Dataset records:
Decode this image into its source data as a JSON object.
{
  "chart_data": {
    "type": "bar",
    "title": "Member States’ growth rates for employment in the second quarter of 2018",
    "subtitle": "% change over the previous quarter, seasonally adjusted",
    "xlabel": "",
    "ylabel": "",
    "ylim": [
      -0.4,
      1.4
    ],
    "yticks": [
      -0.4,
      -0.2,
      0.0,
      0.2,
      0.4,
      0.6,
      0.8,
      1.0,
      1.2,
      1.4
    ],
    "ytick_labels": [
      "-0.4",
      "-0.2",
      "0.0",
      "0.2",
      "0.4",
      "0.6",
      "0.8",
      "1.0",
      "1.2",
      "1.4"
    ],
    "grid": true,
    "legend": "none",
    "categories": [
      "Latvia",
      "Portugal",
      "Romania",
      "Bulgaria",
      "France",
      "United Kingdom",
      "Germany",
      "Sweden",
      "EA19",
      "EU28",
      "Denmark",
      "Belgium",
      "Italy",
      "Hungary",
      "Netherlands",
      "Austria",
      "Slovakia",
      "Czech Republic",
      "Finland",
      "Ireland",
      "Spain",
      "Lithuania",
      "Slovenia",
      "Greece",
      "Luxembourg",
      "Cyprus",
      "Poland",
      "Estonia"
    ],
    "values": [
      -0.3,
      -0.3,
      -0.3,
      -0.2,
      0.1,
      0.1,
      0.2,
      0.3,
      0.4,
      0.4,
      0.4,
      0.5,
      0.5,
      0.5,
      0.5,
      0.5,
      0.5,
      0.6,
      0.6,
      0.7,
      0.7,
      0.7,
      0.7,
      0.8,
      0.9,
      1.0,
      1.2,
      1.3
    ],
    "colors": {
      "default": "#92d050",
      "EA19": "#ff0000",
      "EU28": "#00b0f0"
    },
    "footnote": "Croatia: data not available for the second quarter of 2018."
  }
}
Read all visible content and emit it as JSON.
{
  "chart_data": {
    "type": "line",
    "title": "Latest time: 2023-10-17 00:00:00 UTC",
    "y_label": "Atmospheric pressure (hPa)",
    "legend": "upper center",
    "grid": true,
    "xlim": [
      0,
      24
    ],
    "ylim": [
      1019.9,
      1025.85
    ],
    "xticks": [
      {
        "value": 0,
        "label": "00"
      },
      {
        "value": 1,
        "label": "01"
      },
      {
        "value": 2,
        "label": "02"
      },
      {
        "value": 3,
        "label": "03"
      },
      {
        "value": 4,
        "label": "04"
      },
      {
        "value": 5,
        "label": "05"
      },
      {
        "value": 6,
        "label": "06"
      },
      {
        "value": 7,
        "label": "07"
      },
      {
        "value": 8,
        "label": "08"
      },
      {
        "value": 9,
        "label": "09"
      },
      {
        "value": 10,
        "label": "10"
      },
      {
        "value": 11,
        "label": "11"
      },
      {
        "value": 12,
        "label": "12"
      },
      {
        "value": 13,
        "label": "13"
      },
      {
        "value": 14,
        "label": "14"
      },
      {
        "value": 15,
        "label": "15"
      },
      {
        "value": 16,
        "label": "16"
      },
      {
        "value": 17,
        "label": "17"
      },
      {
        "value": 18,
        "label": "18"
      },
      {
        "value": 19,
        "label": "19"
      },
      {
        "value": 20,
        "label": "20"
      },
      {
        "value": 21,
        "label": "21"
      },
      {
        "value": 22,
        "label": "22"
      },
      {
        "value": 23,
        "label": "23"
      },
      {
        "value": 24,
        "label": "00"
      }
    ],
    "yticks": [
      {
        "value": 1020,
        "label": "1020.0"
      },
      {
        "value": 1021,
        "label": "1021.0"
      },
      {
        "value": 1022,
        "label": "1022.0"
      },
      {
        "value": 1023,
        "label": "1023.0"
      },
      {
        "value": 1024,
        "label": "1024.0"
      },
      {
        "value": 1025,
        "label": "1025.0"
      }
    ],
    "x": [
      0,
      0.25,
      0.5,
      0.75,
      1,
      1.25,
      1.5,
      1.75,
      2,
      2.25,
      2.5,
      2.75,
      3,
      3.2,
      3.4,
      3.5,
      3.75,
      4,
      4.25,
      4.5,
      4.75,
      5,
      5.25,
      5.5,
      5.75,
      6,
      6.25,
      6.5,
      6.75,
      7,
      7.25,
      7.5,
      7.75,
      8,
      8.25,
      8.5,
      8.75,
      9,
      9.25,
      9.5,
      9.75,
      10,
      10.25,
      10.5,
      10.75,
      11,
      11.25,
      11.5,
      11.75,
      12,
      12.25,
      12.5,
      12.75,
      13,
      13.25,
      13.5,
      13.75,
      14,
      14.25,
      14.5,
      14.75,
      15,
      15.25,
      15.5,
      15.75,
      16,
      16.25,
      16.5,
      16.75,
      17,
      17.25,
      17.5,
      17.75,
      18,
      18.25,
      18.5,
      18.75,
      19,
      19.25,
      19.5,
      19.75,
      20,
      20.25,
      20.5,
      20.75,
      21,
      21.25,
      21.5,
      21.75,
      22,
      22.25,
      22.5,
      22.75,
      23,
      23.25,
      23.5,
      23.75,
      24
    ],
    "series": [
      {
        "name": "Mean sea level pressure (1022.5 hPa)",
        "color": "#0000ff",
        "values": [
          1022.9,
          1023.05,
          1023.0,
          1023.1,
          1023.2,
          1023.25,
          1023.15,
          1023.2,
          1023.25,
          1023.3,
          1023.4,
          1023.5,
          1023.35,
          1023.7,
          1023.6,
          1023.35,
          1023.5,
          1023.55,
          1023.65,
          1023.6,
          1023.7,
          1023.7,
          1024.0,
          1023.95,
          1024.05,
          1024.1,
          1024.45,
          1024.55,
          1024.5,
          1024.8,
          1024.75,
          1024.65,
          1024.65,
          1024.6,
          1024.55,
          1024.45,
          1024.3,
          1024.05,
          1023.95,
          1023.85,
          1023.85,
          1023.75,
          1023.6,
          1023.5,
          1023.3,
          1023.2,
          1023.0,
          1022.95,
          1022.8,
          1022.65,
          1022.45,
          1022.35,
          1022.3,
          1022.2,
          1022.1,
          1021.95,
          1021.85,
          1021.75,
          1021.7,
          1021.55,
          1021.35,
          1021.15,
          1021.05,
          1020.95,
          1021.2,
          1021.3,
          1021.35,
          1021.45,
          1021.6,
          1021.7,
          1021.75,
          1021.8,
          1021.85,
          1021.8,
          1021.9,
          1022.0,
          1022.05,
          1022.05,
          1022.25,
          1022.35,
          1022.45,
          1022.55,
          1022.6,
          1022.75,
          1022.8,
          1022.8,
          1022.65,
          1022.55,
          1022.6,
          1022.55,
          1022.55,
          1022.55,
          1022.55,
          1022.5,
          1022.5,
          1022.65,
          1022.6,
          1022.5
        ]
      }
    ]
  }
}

▶ [PROBLEM]
Say how many lines of the data include the word "pressure". Nothing other than the number should be given.

▶ [FINAL RESULT]
2